▸ **TASK GOAL**: Print the records below word for word, but leave out the pictures.

▸ **Saved entries**:
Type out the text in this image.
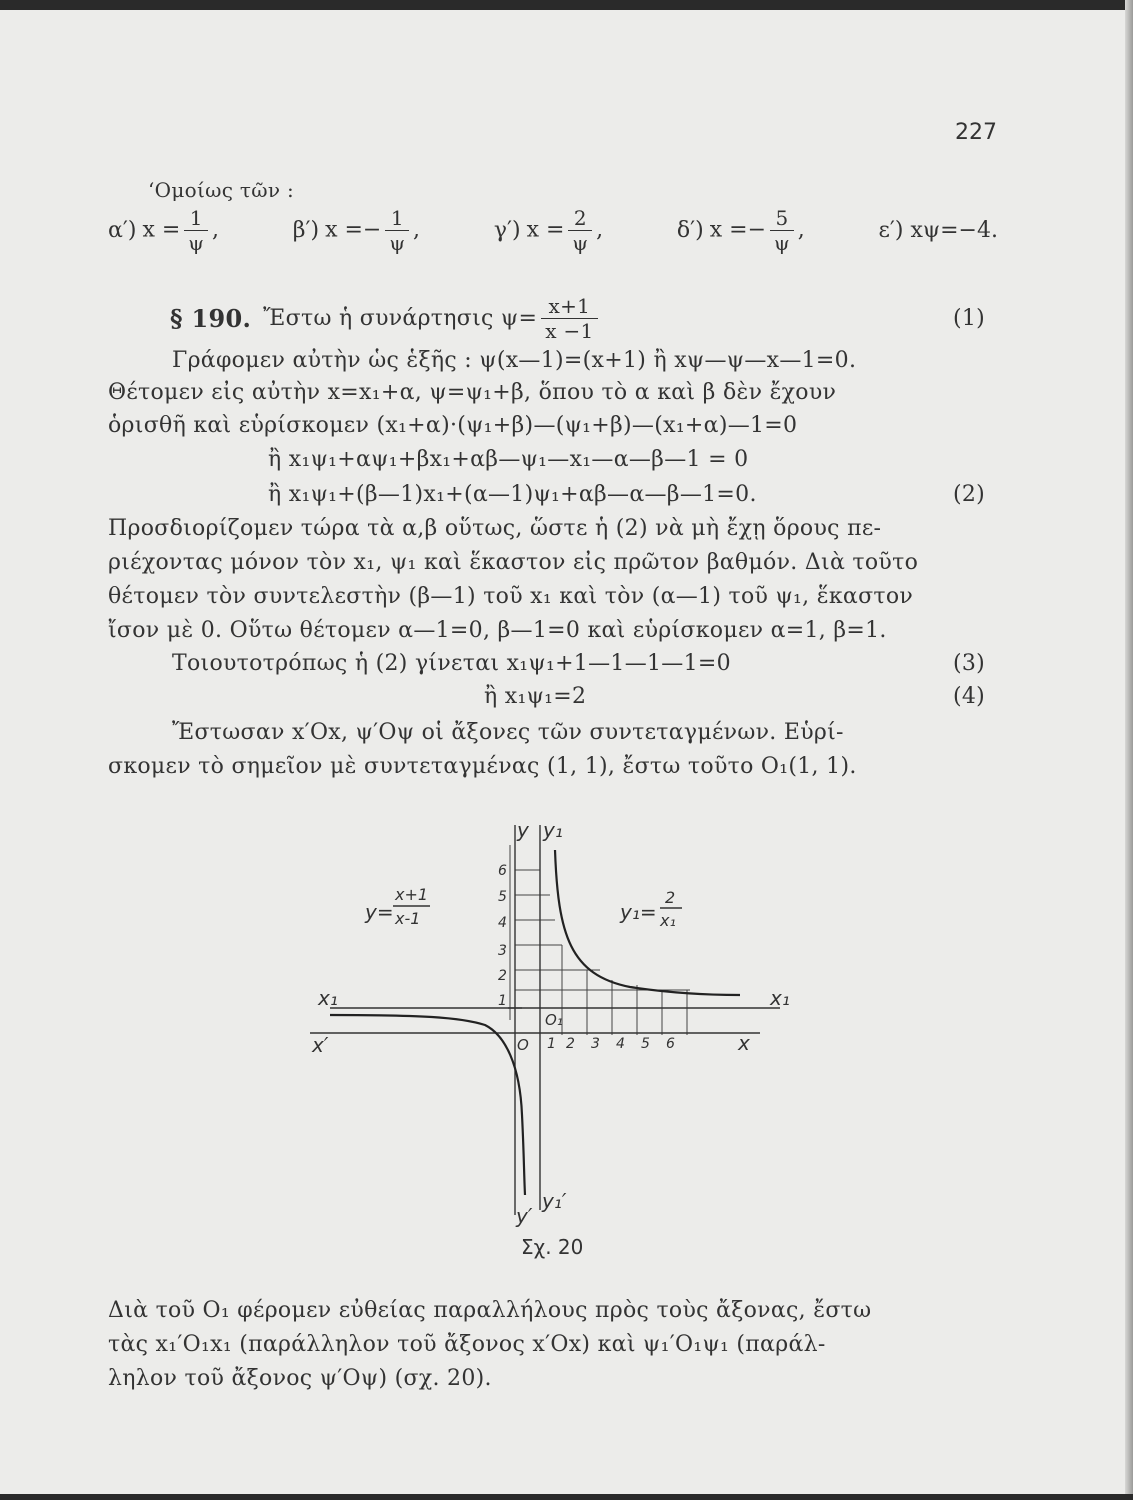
227
‘Ομοίως τῶν :
α′) $x = \frac{1}{\psi}$ ,	β′) $x =- \frac{1}{\psi}$ ,	γ′) $x = \frac{2}{\psi}$ ,	δ′) $x =- \frac{5}{\psi}$ ,	ε′) xψ=−4.
§ 190. Ἔστω ἡ συνάρτησις $\psi= \frac{x+1}{x -1}$	(1)
Γράφομεν αὐτὴν ὡς ἑξῆς : ψ(x—1)=(x+1) ἢ xψ—ψ—x—1=0.
Θέτομεν εἰς αὐτὴν x=x₁+α, ψ=ψ₁+β, ὅπου τὸ α καὶ β δὲν ἔχουν
ὁρισθῆ καὶ εὑρίσκομεν (x₁+α)·(ψ₁+β)—(ψ₁+β)—(x₁+α)—1=0
ἢ x₁ψ₁+αψ₁+βx₁+αβ—ψ₁—x₁—α—β—1 = 0
ἢ x₁ψ₁+(β—1)x₁+(α—1)ψ₁+αβ—α—β—1=0.	(2)
Προσδιορίζομεν τώρα τὰ α,β οὕτως, ὥστε ἡ (2) νὰ μὴ ἔχῃ ὅρους πε-
ριέχοντας μόνον τὸν x₁, ψ₁ καὶ ἕκαστον εἰς πρῶτον βαθμόν. Διὰ τοῦτο
θέτομεν τὸν συντελεστὴν (β—1) τοῦ x₁ καὶ τὸν (α—1) τοῦ ψ₁, ἕκαστον
ἴσον μὲ 0. Οὕτω θέτομεν α—1=0, β—1=0 καὶ εὑρίσκομεν α=1, β=1.
Τοιουτοτρόπως ἡ (2) γίνεται x₁ψ₁+1—1—1—1=0	(3)
ἢ x₁ψ₁=2	(4)
Ἔστωσαν x′Ox, ψ′Oψ οἱ ἄξονες τῶν συντεταγμένων. Εὑρί-
σκομεν τὸ σημεῖον μὲ συντεταγμένας (1, 1), ἔστω τοῦτο O₁(1, 1).
y y₁
x₁
x
x′
x₁
y′
y₁′
O
O₁
y=
x+1
x-1	y₁=
2
x₁
1 2 3 4 5 6
1
2
3
4
5
6
Σχ. 20
Διὰ τοῦ O₁ φέρομεν εὐθείας παραλλήλους πρὸς τοὺς ἄξονας, ἔστω
τὰς x₁′O₁x₁ (παράλληλον τοῦ ἄξονος x′Ox) καὶ ψ₁′O₁ψ₁ (παράλ-
ληλον τοῦ ἄξονος ψ′Oψ) (σχ. 20).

▸ **RESPONSE TO THE TASK**:
Type out the text in this image.
227
‘Ομοίως τῶν :
α′) $x = \frac{1}{\psi}$ ,	β′) $x =- \frac{1}{\psi}$ ,	γ′) $x = \frac{2}{\psi}$ ,	δ′) $x =- \frac{5}{\psi}$ ,	ε′) xψ=−4.
§ 190. Ἔστω ἡ συνάρτησις $\psi= \frac{x+1}{x -1}$	(1)
Γράφομεν αὐτὴν ὡς ἑξῆς : ψ(x—1)=(x+1) ἢ xψ—ψ—x—1=0.
Θέτομεν εἰς αὐτὴν x=x₁+α, ψ=ψ₁+β, ὅπου τὸ α καὶ β δὲν ἔχουν
ὁρισθῆ καὶ εὑρίσκομεν (x₁+α)·(ψ₁+β)—(ψ₁+β)—(x₁+α)—1=0
ἢ x₁ψ₁+αψ₁+βx₁+αβ—ψ₁—x₁—α—β—1 = 0
ἢ x₁ψ₁+(β—1)x₁+(α—1)ψ₁+αβ—α—β—1=0.	(2)
Προσδιορίζομεν τώρα τὰ α,β οὕτως, ὥστε ἡ (2) νὰ μὴ ἔχῃ ὅρους πε-
ριέχοντας μόνον τὸν x₁, ψ₁ καὶ ἕκαστον εἰς πρῶτον βαθμόν. Διὰ τοῦτο
θέτομεν τὸν συντελεστὴν (β—1) τοῦ x₁ καὶ τὸν (α—1) τοῦ ψ₁, ἕκαστον
ἴσον μὲ 0. Οὕτω θέτομεν α—1=0, β—1=0 καὶ εὑρίσκομεν α=1, β=1.
Τοιουτοτρόπως ἡ (2) γίνεται x₁ψ₁+1—1—1—1=0	(3)
ἢ x₁ψ₁=2	(4)
Ἔστωσαν x′Ox, ψ′Oψ οἱ ἄξονες τῶν συντεταγμένων. Εὑρί-
σκομεν τὸ σημεῖον μὲ συντεταγμένας (1, 1), ἔστω τοῦτο O₁(1, 1).
y y₁
x₁
x
x′
x₁
y′
y₁′
O
O₁
y=
x+1
x-1	y₁=
2
x₁
1 2 3 4 5 6
1
2
3
4
5
6
Σχ. 20
Διὰ τοῦ O₁ φέρομεν εὐθείας παραλλήλους πρὸς τοὺς ἄξονας, ἔστω
τὰς x₁′O₁x₁ (παράλληλον τοῦ ἄξονος x′Ox) καὶ ψ₁′O₁ψ₁ (παράλ-
ληλον τοῦ ἄξονος ψ′Oψ) (σχ. 20).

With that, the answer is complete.